Work to do
Each line that holds the word "διαδικασία" should be returned.

Input for this task
══════════════════════════════

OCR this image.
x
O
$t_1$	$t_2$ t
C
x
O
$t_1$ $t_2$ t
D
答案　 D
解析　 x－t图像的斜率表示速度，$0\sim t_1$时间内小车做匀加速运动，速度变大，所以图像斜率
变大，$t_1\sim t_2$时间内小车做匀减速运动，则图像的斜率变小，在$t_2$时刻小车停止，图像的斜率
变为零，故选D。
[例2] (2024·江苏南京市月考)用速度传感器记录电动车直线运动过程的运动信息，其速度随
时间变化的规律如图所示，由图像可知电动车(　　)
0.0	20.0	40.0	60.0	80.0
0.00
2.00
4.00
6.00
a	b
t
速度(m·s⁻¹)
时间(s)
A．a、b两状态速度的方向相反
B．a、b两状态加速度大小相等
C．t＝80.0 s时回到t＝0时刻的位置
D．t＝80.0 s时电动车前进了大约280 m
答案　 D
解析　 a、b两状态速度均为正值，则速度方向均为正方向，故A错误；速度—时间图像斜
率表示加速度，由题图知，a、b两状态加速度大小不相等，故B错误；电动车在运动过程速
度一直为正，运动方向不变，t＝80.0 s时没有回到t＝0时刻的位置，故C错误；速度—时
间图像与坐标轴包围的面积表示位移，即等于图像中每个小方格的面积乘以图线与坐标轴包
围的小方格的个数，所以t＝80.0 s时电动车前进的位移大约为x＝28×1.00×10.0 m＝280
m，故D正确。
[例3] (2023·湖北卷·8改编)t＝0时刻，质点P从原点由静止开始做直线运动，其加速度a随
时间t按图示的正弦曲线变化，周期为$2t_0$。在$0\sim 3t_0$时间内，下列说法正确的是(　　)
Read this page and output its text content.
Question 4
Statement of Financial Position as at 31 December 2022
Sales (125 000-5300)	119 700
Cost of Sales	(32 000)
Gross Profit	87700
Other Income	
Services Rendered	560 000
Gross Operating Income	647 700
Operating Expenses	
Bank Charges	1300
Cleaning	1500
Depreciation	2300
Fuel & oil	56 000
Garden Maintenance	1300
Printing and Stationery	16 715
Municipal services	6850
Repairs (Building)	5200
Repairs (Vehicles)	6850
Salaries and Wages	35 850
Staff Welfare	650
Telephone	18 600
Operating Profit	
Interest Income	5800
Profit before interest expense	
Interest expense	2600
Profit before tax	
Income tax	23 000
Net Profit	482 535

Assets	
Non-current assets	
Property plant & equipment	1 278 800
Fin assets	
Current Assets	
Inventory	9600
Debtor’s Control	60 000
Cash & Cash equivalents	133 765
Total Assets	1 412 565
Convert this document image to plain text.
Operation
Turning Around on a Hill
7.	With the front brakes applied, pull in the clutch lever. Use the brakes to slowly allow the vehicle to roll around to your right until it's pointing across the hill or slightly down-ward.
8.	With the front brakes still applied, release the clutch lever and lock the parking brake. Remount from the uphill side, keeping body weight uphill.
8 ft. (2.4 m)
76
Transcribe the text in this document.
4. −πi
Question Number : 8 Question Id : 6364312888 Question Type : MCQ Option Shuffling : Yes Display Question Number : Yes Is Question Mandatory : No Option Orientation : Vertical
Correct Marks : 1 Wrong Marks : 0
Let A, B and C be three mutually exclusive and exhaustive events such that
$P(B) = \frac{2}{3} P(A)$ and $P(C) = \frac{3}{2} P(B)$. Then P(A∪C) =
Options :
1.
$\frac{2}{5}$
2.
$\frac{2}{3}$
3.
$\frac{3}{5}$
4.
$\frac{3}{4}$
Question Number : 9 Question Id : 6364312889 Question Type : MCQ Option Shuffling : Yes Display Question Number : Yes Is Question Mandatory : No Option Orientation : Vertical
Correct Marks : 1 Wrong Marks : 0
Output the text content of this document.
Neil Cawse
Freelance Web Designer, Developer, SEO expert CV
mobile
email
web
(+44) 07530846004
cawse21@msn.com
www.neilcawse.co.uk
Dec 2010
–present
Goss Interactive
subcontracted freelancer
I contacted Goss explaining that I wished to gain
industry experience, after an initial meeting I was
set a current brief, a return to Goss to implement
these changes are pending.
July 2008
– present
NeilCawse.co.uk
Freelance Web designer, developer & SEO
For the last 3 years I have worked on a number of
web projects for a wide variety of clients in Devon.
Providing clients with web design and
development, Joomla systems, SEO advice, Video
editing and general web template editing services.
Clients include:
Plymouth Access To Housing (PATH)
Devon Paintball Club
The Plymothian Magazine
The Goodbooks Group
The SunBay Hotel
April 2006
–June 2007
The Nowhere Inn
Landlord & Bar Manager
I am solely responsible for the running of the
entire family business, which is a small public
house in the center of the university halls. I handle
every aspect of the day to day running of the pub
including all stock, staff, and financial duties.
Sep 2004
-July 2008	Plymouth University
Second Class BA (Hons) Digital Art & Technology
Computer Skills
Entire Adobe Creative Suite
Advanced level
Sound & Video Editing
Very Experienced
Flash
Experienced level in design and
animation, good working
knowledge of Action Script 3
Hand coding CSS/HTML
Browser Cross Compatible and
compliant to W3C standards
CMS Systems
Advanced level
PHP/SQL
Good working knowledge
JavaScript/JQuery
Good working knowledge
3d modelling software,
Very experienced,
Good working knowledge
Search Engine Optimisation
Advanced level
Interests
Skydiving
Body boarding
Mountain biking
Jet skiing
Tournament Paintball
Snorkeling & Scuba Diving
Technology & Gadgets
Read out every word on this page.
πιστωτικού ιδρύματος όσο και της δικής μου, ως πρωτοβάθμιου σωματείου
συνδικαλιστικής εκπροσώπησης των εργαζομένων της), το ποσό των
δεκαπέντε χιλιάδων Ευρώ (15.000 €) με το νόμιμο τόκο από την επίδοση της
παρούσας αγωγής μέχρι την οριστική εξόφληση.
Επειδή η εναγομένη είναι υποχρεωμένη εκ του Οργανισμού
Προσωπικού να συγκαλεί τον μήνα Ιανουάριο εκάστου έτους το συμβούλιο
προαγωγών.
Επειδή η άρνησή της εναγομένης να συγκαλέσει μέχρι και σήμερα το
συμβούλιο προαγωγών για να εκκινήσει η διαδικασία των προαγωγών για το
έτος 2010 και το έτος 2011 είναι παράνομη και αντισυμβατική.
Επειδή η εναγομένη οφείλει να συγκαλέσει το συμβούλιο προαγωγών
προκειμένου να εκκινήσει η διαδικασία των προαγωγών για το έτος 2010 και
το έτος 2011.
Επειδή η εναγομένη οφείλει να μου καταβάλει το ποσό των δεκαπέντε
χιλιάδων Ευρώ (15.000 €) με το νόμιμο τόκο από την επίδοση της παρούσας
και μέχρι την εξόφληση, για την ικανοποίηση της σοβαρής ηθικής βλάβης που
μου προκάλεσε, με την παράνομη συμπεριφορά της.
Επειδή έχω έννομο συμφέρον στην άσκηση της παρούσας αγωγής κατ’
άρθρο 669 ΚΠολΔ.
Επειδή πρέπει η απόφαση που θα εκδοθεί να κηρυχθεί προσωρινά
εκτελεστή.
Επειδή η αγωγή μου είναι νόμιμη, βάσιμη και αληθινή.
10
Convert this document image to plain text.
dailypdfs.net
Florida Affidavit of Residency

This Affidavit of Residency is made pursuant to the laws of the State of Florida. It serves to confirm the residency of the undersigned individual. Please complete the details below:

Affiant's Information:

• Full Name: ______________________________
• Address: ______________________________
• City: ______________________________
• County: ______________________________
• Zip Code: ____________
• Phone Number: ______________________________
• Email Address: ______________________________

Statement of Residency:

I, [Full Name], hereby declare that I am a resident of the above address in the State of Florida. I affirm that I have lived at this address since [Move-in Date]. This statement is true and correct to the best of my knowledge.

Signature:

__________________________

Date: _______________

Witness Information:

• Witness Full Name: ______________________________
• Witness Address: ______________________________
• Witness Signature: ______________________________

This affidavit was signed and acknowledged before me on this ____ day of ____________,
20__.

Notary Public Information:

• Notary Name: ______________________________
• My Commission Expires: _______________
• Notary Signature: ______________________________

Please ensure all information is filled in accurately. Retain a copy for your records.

══════════════════════════════

Exercise answer
συμβούλιο προαγωγών για να εκκινήσει η διαδικασία των προαγωγών για το
προκειμένου να εκκινήσει η διαδικασία των προαγωγών για το έτος 2010 και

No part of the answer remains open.